■ **Task details**
All the data below goes into the copy word for word, but the pictures don't.

□ □ □

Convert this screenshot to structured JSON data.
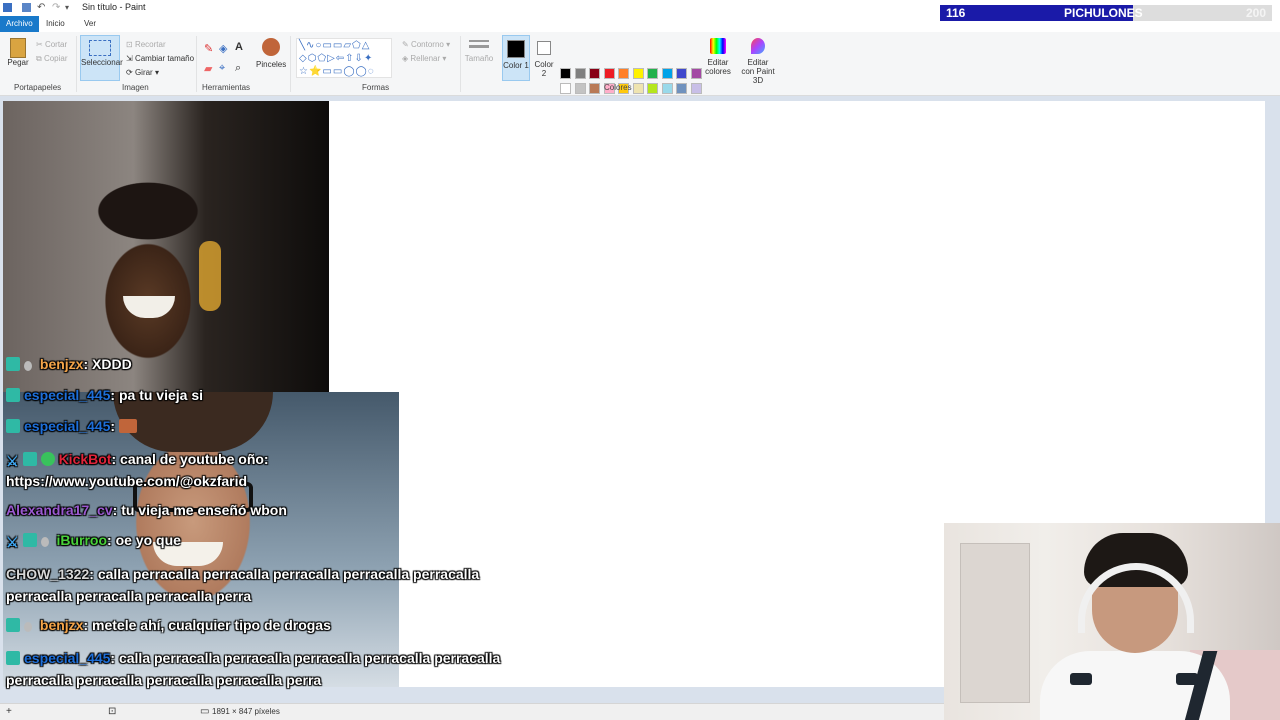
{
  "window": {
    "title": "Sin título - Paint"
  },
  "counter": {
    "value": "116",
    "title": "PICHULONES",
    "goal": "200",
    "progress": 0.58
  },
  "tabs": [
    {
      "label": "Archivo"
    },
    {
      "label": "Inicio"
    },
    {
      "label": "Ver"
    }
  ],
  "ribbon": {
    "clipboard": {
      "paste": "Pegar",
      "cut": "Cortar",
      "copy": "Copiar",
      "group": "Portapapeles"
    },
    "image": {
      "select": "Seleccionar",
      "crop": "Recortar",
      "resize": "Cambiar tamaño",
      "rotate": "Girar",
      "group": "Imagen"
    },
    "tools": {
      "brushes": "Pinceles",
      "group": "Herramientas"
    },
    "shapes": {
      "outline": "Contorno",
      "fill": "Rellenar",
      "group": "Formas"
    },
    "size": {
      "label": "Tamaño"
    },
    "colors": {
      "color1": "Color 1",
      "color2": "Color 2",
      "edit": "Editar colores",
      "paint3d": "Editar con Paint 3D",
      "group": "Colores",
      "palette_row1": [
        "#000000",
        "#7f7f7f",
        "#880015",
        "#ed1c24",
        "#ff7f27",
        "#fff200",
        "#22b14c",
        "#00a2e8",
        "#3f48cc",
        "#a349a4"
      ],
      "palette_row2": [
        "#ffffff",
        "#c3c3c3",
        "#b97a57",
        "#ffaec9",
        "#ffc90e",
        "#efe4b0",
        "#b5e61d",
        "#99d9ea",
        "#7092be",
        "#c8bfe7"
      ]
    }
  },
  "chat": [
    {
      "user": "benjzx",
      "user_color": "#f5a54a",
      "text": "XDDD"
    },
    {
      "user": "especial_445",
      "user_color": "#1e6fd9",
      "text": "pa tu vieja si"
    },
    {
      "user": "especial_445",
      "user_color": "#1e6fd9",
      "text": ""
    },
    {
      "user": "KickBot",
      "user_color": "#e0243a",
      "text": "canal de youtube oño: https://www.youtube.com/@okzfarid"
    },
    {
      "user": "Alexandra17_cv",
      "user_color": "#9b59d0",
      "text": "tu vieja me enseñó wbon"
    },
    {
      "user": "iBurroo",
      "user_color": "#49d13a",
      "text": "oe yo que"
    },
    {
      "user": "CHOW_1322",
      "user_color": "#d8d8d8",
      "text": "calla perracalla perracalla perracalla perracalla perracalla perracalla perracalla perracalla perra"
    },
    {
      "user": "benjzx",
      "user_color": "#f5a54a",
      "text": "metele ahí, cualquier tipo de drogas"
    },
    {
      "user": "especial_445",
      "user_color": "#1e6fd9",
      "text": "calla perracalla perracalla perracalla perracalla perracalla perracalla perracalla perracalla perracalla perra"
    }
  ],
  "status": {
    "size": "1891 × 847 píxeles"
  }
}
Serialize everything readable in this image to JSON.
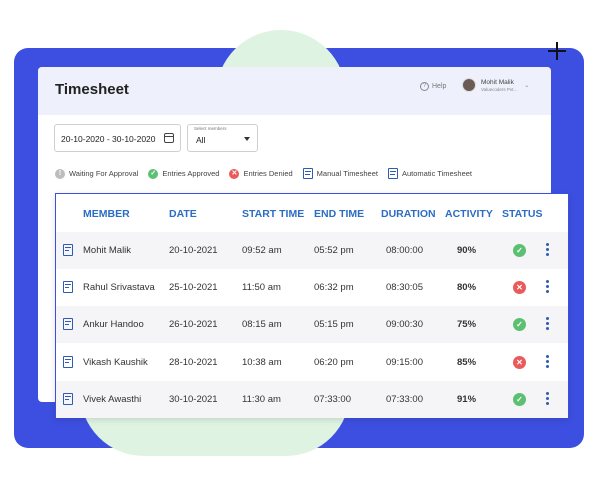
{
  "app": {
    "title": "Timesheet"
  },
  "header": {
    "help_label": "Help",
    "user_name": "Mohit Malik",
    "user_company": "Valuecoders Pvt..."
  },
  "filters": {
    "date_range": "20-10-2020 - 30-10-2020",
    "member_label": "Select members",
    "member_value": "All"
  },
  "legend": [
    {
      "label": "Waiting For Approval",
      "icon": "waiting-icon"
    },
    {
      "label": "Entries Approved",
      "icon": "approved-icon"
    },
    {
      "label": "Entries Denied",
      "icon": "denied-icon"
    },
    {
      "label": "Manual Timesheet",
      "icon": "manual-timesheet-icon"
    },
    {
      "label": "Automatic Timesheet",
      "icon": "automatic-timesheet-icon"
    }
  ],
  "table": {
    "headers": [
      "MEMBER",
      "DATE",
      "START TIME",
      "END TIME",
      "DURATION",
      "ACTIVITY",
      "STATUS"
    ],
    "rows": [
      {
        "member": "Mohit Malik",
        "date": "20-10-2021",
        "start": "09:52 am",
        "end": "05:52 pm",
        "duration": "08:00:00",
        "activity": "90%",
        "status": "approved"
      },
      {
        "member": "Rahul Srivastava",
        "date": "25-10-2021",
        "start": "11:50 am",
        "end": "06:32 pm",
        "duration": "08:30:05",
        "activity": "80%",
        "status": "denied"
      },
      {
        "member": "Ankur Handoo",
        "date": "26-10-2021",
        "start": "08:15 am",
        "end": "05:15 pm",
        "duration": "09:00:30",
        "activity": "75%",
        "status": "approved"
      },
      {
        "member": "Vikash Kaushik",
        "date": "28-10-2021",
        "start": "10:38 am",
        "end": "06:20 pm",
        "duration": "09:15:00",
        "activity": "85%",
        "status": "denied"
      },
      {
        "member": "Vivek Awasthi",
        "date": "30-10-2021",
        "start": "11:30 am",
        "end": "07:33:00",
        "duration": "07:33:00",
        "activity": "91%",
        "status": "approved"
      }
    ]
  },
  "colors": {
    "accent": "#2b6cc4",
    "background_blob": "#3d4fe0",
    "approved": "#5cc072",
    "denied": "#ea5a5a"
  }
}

□ □ □

■ **Task answer**
Convert this screenshot to structured JSON data.
{
  "window": {
    "title": "Sin título - Paint"
  },
  "counter": {
    "value": "116",
    "title": "PICHULONES",
    "goal": "200",
    "progress": 0.58
  },
  "tabs": [
    {
      "label": "Archivo"
    },
    {
      "label": "Inicio"
    },
    {
      "label": "Ver"
    }
  ],
  "ribbon": {
    "clipboard": {
      "paste": "Pegar",
      "cut": "Cortar",
      "copy": "Copiar",
      "group": "Portapapeles"
    },
    "image": {
      "select": "Seleccionar",
      "crop": "Recortar",
      "resize": "Cambiar tamaño",
      "rotate": "Girar",
      "group": "Imagen"
    },
    "tools": {
      "brushes": "Pinceles",
      "group": "Herramientas"
    },
    "shapes": {
      "outline": "Contorno",
      "fill": "Rellenar",
      "group": "Formas"
    },
    "size": {
      "label": "Tamaño"
    },
    "colors": {
      "color1": "Color 1",
      "color2": "Color 2",
      "edit": "Editar colores",
      "paint3d": "Editar con Paint 3D",
      "group": "Colores",
      "palette_row1": [
        "#000000",
        "#7f7f7f",
        "#880015",
        "#ed1c24",
        "#ff7f27",
        "#fff200",
        "#22b14c",
        "#00a2e8",
        "#3f48cc",
        "#a349a4"
      ],
      "palette_row2": [
        "#ffffff",
        "#c3c3c3",
        "#b97a57",
        "#ffaec9",
        "#ffc90e",
        "#efe4b0",
        "#b5e61d",
        "#99d9ea",
        "#7092be",
        "#c8bfe7"
      ]
    }
  },
  "chat": [
    {
      "user": "benjzx",
      "user_color": "#f5a54a",
      "text": "XDDD"
    },
    {
      "user": "especial_445",
      "user_color": "#1e6fd9",
      "text": "pa tu vieja si"
    },
    {
      "user": "especial_445",
      "user_color": "#1e6fd9",
      "text": ""
    },
    {
      "user": "KickBot",
      "user_color": "#e0243a",
      "text": "canal de youtube oño: https://www.youtube.com/@okzfarid"
    },
    {
      "user": "Alexandra17_cv",
      "user_color": "#9b59d0",
      "text": "tu vieja me enseñó wbon"
    },
    {
      "user": "iBurroo",
      "user_color": "#49d13a",
      "text": "oe yo que"
    },
    {
      "user": "CHOW_1322",
      "user_color": "#d8d8d8",
      "text": "calla perracalla perracalla perracalla perracalla perracalla perracalla perracalla perracalla perra"
    },
    {
      "user": "benjzx",
      "user_color": "#f5a54a",
      "text": "metele ahí, cualquier tipo de drogas"
    },
    {
      "user": "especial_445",
      "user_color": "#1e6fd9",
      "text": "calla perracalla perracalla perracalla perracalla perracalla perracalla perracalla perracalla perracalla perra"
    }
  ],
  "status": {
    "size": "1891 × 847 píxeles"
  }
}
Serialize everything readable in this image to JSON.
{
  "app": {
    "title": "Timesheet"
  },
  "header": {
    "help_label": "Help",
    "user_name": "Mohit Malik",
    "user_company": "Valuecoders Pvt..."
  },
  "filters": {
    "date_range": "20-10-2020 - 30-10-2020",
    "member_label": "Select members",
    "member_value": "All"
  },
  "legend": [
    {
      "label": "Waiting For Approval",
      "icon": "waiting-icon"
    },
    {
      "label": "Entries Approved",
      "icon": "approved-icon"
    },
    {
      "label": "Entries Denied",
      "icon": "denied-icon"
    },
    {
      "label": "Manual Timesheet",
      "icon": "manual-timesheet-icon"
    },
    {
      "label": "Automatic Timesheet",
      "icon": "automatic-timesheet-icon"
    }
  ],
  "table": {
    "headers": [
      "MEMBER",
      "DATE",
      "START TIME",
      "END TIME",
      "DURATION",
      "ACTIVITY",
      "STATUS"
    ],
    "rows": [
      {
        "member": "Mohit Malik",
        "date": "20-10-2021",
        "start": "09:52 am",
        "end": "05:52 pm",
        "duration": "08:00:00",
        "activity": "90%",
        "status": "approved"
      },
      {
        "member": "Rahul Srivastava",
        "date": "25-10-2021",
        "start": "11:50 am",
        "end": "06:32 pm",
        "duration": "08:30:05",
        "activity": "80%",
        "status": "denied"
      },
      {
        "member": "Ankur Handoo",
        "date": "26-10-2021",
        "start": "08:15 am",
        "end": "05:15 pm",
        "duration": "09:00:30",
        "activity": "75%",
        "status": "approved"
      },
      {
        "member": "Vikash Kaushik",
        "date": "28-10-2021",
        "start": "10:38 am",
        "end": "06:20 pm",
        "duration": "09:15:00",
        "activity": "85%",
        "status": "denied"
      },
      {
        "member": "Vivek Awasthi",
        "date": "30-10-2021",
        "start": "11:30 am",
        "end": "07:33:00",
        "duration": "07:33:00",
        "activity": "91%",
        "status": "approved"
      }
    ]
  },
  "colors": {
    "accent": "#2b6cc4",
    "background_blob": "#3d4fe0",
    "approved": "#5cc072",
    "denied": "#ea5a5a"
  }
}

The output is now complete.